Aim
Locate each line containing the string "content" and copy it out.

Dataset listings of figures:
-*-
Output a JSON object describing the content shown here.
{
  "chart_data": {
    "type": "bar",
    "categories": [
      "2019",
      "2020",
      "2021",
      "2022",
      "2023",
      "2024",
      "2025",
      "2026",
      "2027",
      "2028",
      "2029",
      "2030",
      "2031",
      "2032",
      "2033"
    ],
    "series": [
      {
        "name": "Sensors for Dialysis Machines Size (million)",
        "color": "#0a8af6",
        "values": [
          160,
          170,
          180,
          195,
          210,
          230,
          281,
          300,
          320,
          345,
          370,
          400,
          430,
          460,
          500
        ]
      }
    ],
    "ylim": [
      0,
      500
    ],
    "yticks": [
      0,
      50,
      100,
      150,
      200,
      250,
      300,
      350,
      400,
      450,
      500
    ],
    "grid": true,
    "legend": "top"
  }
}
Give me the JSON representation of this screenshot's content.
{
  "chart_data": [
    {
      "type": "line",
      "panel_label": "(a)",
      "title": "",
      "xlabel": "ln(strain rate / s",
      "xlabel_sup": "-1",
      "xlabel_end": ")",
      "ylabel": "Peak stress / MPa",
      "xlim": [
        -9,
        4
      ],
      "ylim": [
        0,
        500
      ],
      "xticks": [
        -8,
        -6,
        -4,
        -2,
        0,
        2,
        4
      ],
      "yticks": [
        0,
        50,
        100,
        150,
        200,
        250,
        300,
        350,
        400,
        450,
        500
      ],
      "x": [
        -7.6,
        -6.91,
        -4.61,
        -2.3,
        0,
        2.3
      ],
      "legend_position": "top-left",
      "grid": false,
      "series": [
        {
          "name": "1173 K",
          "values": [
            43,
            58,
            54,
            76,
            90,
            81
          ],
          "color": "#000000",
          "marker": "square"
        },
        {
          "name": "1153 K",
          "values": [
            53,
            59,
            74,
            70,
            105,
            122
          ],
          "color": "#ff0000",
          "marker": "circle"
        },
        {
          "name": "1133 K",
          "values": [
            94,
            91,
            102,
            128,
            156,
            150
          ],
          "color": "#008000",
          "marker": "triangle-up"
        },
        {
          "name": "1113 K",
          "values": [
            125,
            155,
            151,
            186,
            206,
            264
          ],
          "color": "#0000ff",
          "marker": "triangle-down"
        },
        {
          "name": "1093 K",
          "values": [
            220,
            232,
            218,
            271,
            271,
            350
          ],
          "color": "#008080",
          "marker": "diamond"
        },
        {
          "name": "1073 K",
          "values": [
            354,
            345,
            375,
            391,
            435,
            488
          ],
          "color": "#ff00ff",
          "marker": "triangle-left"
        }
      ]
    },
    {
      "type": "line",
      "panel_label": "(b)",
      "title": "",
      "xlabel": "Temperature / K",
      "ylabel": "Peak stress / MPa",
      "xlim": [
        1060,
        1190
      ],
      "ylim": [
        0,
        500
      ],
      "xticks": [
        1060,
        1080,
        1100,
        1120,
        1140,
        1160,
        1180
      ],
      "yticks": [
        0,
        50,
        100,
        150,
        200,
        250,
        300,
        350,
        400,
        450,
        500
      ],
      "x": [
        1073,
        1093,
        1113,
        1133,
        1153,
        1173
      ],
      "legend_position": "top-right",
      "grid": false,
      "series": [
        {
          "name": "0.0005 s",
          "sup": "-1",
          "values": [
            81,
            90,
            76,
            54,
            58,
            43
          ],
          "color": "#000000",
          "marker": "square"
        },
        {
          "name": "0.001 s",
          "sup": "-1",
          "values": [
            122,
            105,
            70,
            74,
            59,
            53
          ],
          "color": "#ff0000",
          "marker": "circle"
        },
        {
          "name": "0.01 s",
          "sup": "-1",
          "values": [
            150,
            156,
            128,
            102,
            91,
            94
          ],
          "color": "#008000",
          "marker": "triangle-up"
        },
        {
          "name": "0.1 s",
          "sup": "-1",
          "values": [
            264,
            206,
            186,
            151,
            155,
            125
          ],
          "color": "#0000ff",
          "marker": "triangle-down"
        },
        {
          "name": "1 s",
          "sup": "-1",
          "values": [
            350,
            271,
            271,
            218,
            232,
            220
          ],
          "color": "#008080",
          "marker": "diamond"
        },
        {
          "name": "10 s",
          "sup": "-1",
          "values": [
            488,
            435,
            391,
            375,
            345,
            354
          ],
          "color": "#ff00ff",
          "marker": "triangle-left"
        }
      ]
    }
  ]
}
-*-
Solution
Output a JSON object describing the content shown here.
Give me the JSON representation of this screenshot's content.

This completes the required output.